━━━ INFORMATION SUPPLIED

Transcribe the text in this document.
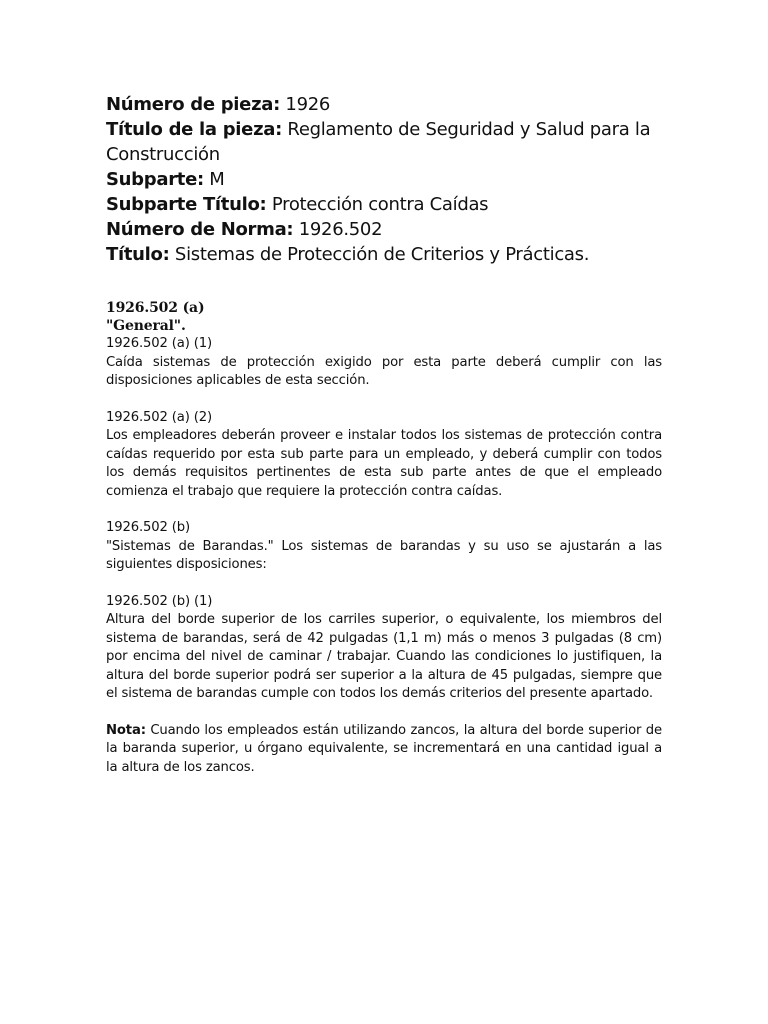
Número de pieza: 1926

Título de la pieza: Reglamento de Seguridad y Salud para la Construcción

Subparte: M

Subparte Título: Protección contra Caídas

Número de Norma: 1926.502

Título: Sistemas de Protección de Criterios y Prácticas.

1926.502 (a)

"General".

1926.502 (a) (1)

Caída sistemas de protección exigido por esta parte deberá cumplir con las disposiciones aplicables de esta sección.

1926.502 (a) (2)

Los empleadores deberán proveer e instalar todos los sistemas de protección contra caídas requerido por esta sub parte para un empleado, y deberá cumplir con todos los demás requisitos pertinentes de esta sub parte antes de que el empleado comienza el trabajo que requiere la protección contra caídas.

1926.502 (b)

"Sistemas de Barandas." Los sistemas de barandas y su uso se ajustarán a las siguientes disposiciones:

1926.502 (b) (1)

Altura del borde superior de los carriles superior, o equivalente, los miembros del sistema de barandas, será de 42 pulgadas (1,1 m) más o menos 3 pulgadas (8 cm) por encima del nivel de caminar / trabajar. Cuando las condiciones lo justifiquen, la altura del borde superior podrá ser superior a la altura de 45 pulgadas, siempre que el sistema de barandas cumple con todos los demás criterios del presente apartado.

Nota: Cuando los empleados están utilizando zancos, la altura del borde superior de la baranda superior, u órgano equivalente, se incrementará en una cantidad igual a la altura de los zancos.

━━━━━━

Copy the whole listing above word for word but do not carry over the pictures.

Transcribe the text in this document.
Número de pieza: 1926

Título de la pieza: Reglamento de Seguridad y Salud para la Construcción

Subparte: M

Subparte Título: Protección contra Caídas

Número de Norma: 1926.502

Título: Sistemas de Protección de Criterios y Prácticas.

1926.502 (a)

"General".

1926.502 (a) (1)

Caída sistemas de protección exigido por esta parte deberá cumplir con las disposiciones aplicables de esta sección.

1926.502 (a) (2)

Los empleadores deberán proveer e instalar todos los sistemas de protección contra caídas requerido por esta sub parte para un empleado, y deberá cumplir con todos los demás requisitos pertinentes de esta sub parte antes de que el empleado comienza el trabajo que requiere la protección contra caídas.

1926.502 (b)

"Sistemas de Barandas." Los sistemas de barandas y su uso se ajustarán a las siguientes disposiciones:

1926.502 (b) (1)

Altura del borde superior de los carriles superior, o equivalente, los miembros del sistema de barandas, será de 42 pulgadas (1,1 m) más o menos 3 pulgadas (8 cm) por encima del nivel de caminar / trabajar. Cuando las condiciones lo justifiquen, la altura del borde superior podrá ser superior a la altura de 45 pulgadas, siempre que el sistema de barandas cumple con todos los demás criterios del presente apartado.

Nota: Cuando los empleados están utilizando zancos, la altura del borde superior de la baranda superior, u órgano equivalente, se incrementará en una cantidad igual a la altura de los zancos.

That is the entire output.